_Exercise goal:_
Collect every line of the records below that contains the word "text".

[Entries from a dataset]
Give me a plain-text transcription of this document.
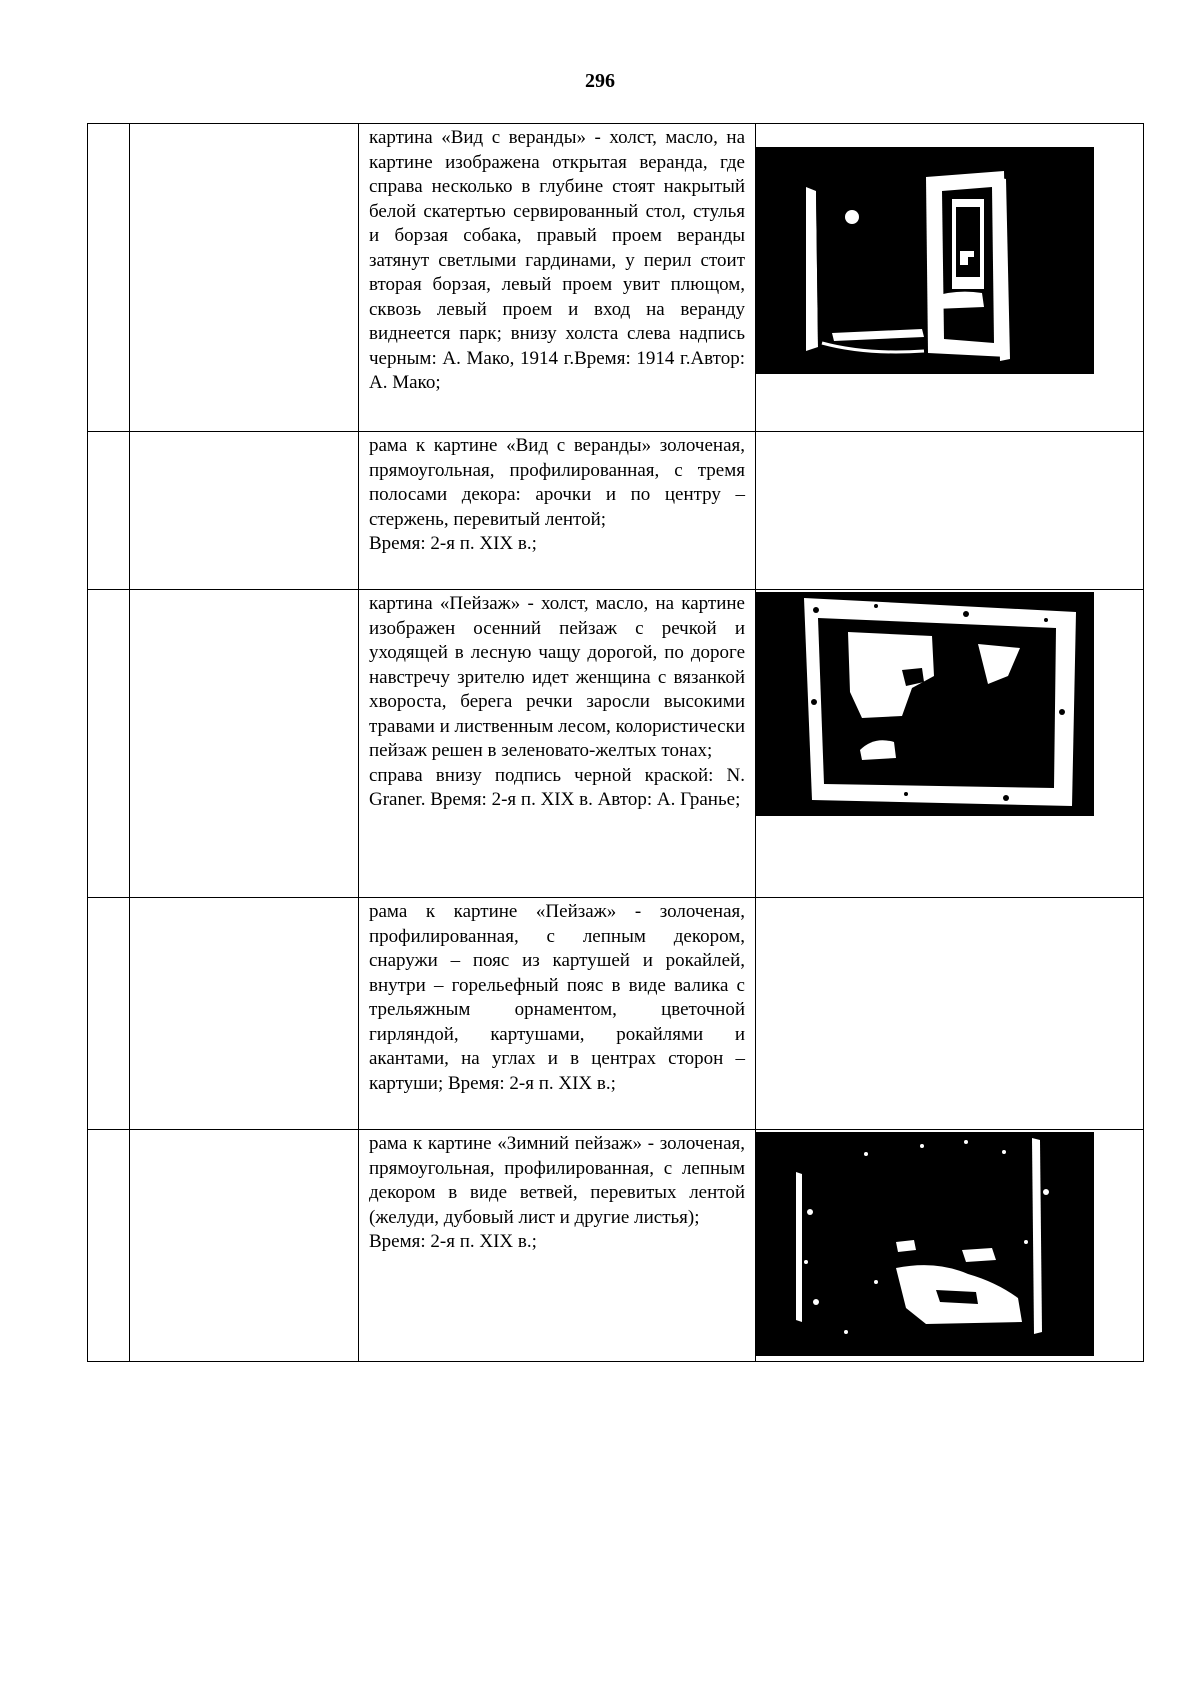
296

		картина «Вид с веранды» - холст, масло, на картине изображена открытая веранда, где справа несколько в глубине стоят накрытый белой скатертью сервированный стол, стулья и борзая собака, правый проем веранды затянут светлыми гардинами, у перил стоит вторая борзая, левый проем увит плющом, сквозь левый проем и вход на веранду виднеется парк; внизу холста слева надпись черным: А. Мако, 1914 г.Время: 1914 г.Автор: А. Мако;

		рама к картине «Вид с веранды» золоченая, прямоугольная, профилированная, с тремя полосами декора: арочки и по центру – стержень, перевитый лентой;

Время: 2-я п. XIX в.;	

		картина «Пейзаж» - холст, масло, на картине изображен осенний пейзаж с речкой и уходящей в лесную чащу дорогой, по дороге навстречу зрителю идет женщина с вязанкой хвороста, берега речки заросли высокими травами и лиственным лесом, колористически пейзаж решен в зеленовато-желтых тонах;

справа внизу подпись черной краской: N. Graner. Время: 2-я п. XIX в. Автор: А. Гранье;

		рама к картине «Пейзаж» - золоченая, профилированная, с лепным декором, снаружи – пояс из картушей и рокайлей, внутри – горельефный пояс в виде валика с трельяжным орнаментом, цветочной гирляндой, картушами, рокайлями и акантами, на углах и в центрах сторон – картуши; Время: 2-я п. XIX в.;	

		рама к картине «Зимний пейзаж» - золоченая, прямоугольная, профилированная, с лепным декором в виде ветвей, перевитых лентой (желуди, дубовый лист и другие листья);

Время: 2-я п. XIX в.;
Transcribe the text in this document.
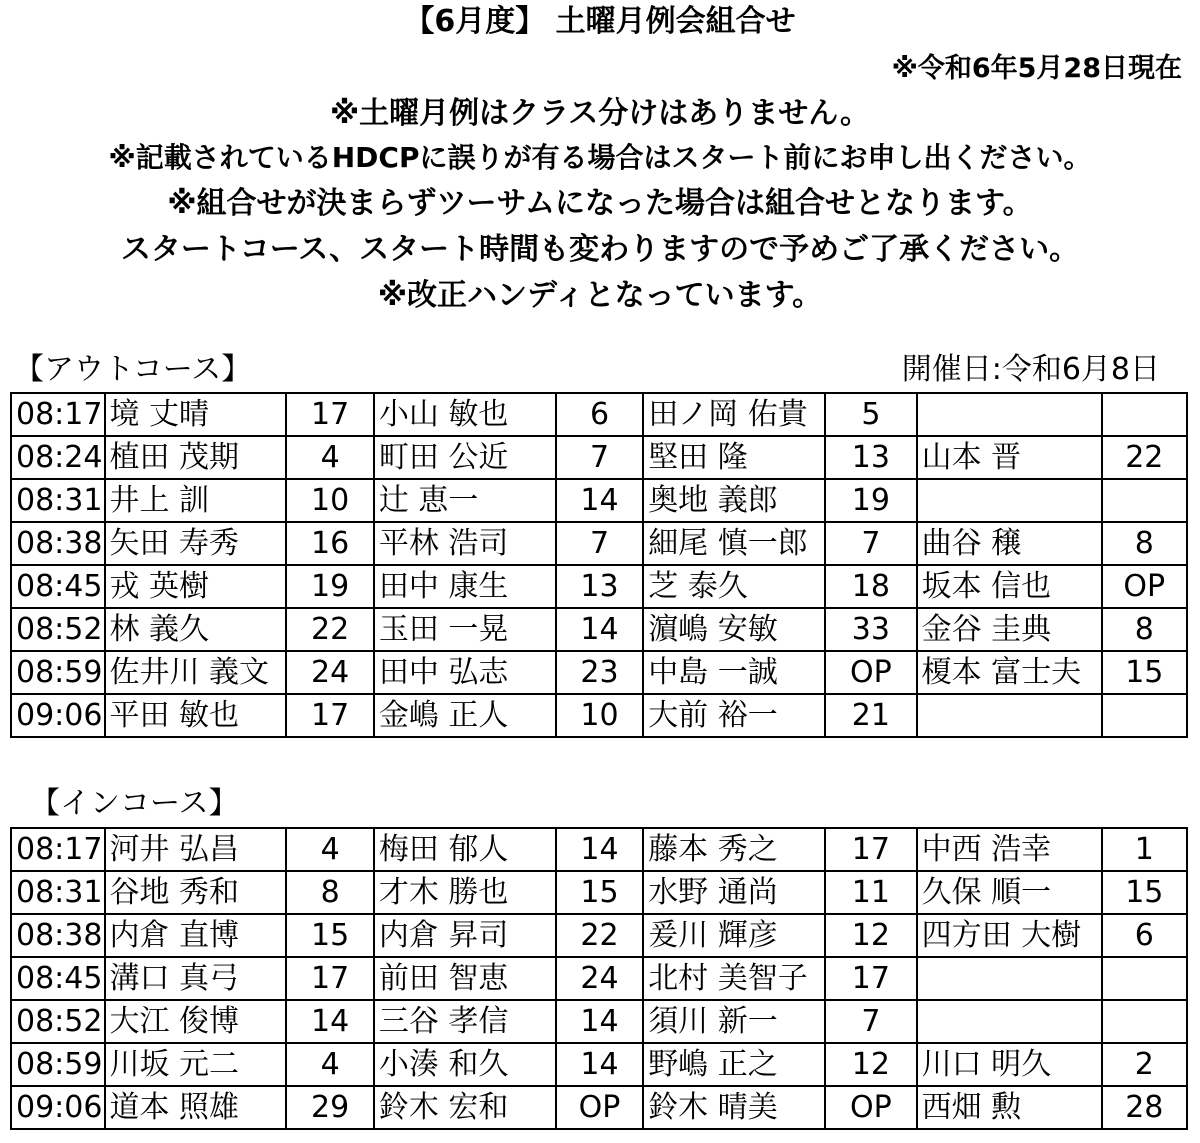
【6月度】 土曜月例会組合せ
※令和6年5月28日現在
※土曜月例はクラス分けはありません。
※記載されているHDCPに誤りが有る場合はスタート前にお申し出ください。
※組合せが決まらずツーサムになった場合は組合せとなります。
スタートコース、スタート時間も変わりますので予めご了承ください。
※改正ハンディとなっています。
【アウトコース】	開催日:令和6月8日
08:17	境 丈晴	17	小山 敏也	6	田ノ岡 佑貴	5		
08:24	植田 茂期	4	町田 公近	7	堅田 隆	13	山本 晋	22
08:31	井上 訓	10	辻 恵一	14	奥地 義郎	19		
08:38	矢田 寿秀	16	平林 浩司	7	細尾 慎一郎	7	曲谷 穣	8
08:45	戎 英樹	19	田中 康生	13	芝 泰久	18	坂本 信也	OP
08:52	林 義久	22	玉田 一晃	14	濵嶋 安敏	33	金谷 圭典	8
08:59	佐井川 義文	24	田中 弘志	23	中島 一誠	OP	榎本 富士夫	15
09:06	平田 敏也	17	金嶋 正人	10	大前 裕一	21		
【インコース】
08:17	河井 弘昌	4	梅田 郁人	14	藤本 秀之	17	中西 浩幸	1
08:31	谷地 秀和	8	才木 勝也	15	水野 通尚	11	久保 順一	15
08:38	内倉 直博	15	内倉 昇司	22	爰川 輝彦	12	四方田 大樹	6
08:45	溝口 真弓	17	前田 智恵	24	北村 美智子	17		
08:52	大江 俊博	14	三谷 孝信	14	須川 新一	7		
08:59	川坂 元二	4	小湊 和久	14	野嶋 正之	12	川口 明久	2
09:06	道本 照雄	29	鈴木 宏和	OP	鈴木 晴美	OP	西畑 勲	28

_Expected answer:_
Give me a plain-text transcription of this document.
Transcribe the text in this document.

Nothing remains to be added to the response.